[Source data]
_ _ _ _

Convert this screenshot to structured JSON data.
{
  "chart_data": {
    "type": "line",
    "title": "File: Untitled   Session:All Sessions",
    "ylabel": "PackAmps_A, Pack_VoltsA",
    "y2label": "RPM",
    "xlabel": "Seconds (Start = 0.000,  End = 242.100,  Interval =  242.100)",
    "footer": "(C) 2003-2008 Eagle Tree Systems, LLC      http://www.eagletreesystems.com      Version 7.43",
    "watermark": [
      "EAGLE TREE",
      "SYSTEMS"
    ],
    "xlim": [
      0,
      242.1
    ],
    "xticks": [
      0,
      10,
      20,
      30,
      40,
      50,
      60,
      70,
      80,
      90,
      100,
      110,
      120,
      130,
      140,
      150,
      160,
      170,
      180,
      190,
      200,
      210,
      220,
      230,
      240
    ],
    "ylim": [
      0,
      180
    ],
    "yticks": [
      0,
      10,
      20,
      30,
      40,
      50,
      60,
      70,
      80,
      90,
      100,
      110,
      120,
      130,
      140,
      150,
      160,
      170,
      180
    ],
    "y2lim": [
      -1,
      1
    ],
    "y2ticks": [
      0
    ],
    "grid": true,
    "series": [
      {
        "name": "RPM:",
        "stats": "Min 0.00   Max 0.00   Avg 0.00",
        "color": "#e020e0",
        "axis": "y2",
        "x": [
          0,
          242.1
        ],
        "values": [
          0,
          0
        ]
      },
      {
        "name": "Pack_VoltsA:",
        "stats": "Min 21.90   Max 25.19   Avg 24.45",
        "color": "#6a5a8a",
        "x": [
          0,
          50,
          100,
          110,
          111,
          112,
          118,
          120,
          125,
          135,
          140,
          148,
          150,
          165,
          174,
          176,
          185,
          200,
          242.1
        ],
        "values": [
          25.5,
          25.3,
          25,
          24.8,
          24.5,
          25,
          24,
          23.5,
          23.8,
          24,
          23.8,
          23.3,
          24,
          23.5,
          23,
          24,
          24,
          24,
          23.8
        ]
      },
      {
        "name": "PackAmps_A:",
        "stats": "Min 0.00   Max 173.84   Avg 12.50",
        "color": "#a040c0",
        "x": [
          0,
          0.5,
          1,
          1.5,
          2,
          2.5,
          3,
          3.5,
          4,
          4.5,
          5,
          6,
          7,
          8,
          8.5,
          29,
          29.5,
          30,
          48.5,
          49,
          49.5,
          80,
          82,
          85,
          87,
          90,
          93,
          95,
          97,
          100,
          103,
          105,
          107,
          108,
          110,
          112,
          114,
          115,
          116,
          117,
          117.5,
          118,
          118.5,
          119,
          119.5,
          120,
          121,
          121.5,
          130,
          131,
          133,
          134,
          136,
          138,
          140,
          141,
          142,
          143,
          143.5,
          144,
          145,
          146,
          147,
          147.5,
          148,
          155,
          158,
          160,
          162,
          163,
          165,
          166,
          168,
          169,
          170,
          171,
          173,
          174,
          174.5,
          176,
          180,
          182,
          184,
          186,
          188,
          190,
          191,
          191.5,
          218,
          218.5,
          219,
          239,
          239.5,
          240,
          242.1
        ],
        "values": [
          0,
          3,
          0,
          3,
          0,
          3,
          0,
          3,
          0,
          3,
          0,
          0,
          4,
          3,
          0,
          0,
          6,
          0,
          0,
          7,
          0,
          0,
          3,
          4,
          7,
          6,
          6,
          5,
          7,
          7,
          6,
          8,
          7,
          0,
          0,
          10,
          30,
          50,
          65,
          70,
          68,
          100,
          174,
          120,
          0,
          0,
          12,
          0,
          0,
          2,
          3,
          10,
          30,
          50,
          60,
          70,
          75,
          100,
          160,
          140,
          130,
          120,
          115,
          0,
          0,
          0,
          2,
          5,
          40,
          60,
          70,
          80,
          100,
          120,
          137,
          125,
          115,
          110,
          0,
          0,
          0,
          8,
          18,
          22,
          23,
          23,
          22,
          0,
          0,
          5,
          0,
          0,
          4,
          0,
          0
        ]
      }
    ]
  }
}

_ _ _ _

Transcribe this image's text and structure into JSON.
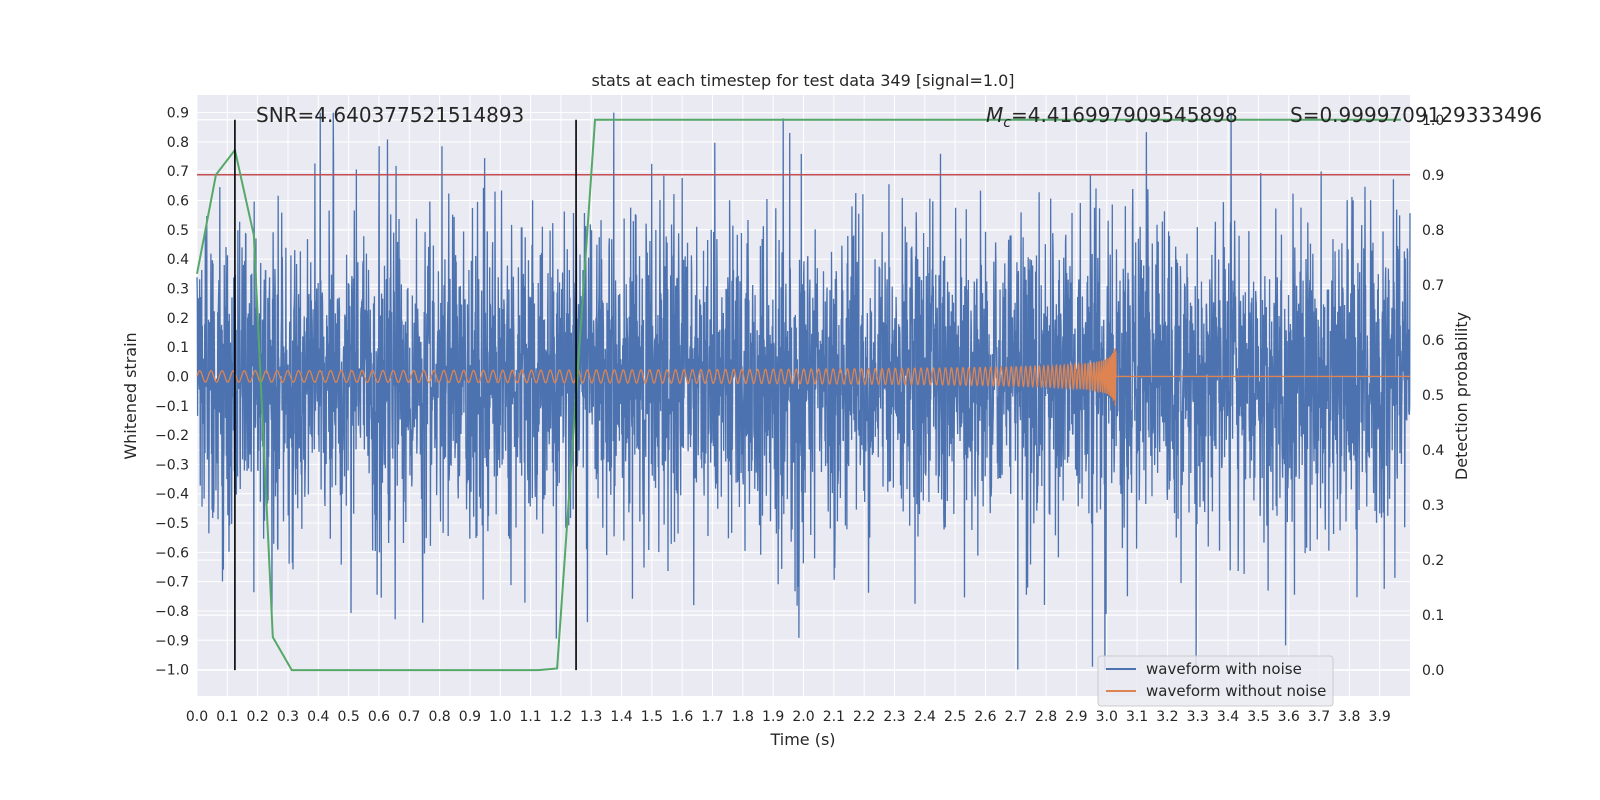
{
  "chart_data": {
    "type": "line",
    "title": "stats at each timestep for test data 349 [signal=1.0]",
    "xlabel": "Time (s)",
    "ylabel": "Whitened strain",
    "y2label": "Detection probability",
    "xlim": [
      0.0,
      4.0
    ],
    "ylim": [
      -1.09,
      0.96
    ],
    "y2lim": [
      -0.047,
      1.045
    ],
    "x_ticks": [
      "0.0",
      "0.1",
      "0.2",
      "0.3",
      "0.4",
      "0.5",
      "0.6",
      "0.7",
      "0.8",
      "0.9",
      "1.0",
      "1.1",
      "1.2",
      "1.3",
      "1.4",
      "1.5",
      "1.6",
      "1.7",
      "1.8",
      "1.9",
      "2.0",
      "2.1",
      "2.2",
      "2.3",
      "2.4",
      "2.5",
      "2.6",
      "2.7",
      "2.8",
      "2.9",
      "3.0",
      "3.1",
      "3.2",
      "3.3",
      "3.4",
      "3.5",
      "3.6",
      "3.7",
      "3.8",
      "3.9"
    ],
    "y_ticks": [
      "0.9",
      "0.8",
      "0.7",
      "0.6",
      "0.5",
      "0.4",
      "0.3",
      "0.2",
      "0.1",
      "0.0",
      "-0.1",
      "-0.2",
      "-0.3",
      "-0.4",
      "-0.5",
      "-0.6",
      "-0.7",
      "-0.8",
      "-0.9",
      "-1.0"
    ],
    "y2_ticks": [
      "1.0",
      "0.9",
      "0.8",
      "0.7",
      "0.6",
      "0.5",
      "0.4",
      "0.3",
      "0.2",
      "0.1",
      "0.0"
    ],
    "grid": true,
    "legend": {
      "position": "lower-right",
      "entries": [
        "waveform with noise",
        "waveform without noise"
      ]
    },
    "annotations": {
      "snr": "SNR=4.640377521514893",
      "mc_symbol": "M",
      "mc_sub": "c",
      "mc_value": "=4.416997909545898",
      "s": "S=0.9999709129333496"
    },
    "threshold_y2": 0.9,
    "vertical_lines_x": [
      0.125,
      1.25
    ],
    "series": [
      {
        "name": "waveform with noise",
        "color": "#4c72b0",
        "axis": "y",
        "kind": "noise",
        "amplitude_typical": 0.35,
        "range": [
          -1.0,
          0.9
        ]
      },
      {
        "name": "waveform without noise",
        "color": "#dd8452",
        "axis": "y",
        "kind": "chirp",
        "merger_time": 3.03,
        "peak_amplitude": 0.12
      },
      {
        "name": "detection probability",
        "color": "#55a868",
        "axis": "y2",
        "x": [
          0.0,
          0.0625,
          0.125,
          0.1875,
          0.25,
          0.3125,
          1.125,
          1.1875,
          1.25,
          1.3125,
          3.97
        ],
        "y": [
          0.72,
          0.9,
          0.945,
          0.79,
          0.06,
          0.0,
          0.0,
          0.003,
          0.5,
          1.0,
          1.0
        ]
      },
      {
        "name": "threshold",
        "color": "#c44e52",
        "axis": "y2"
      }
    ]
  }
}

_ _ _ _

### TASK
Review the preceding data and report every line that includes the string "waveform".

### RESULT OF THIS EXERCISE
        "waveform with noise",
        "waveform without noise"
        "name": "waveform with noise",
        "name": "waveform without noise",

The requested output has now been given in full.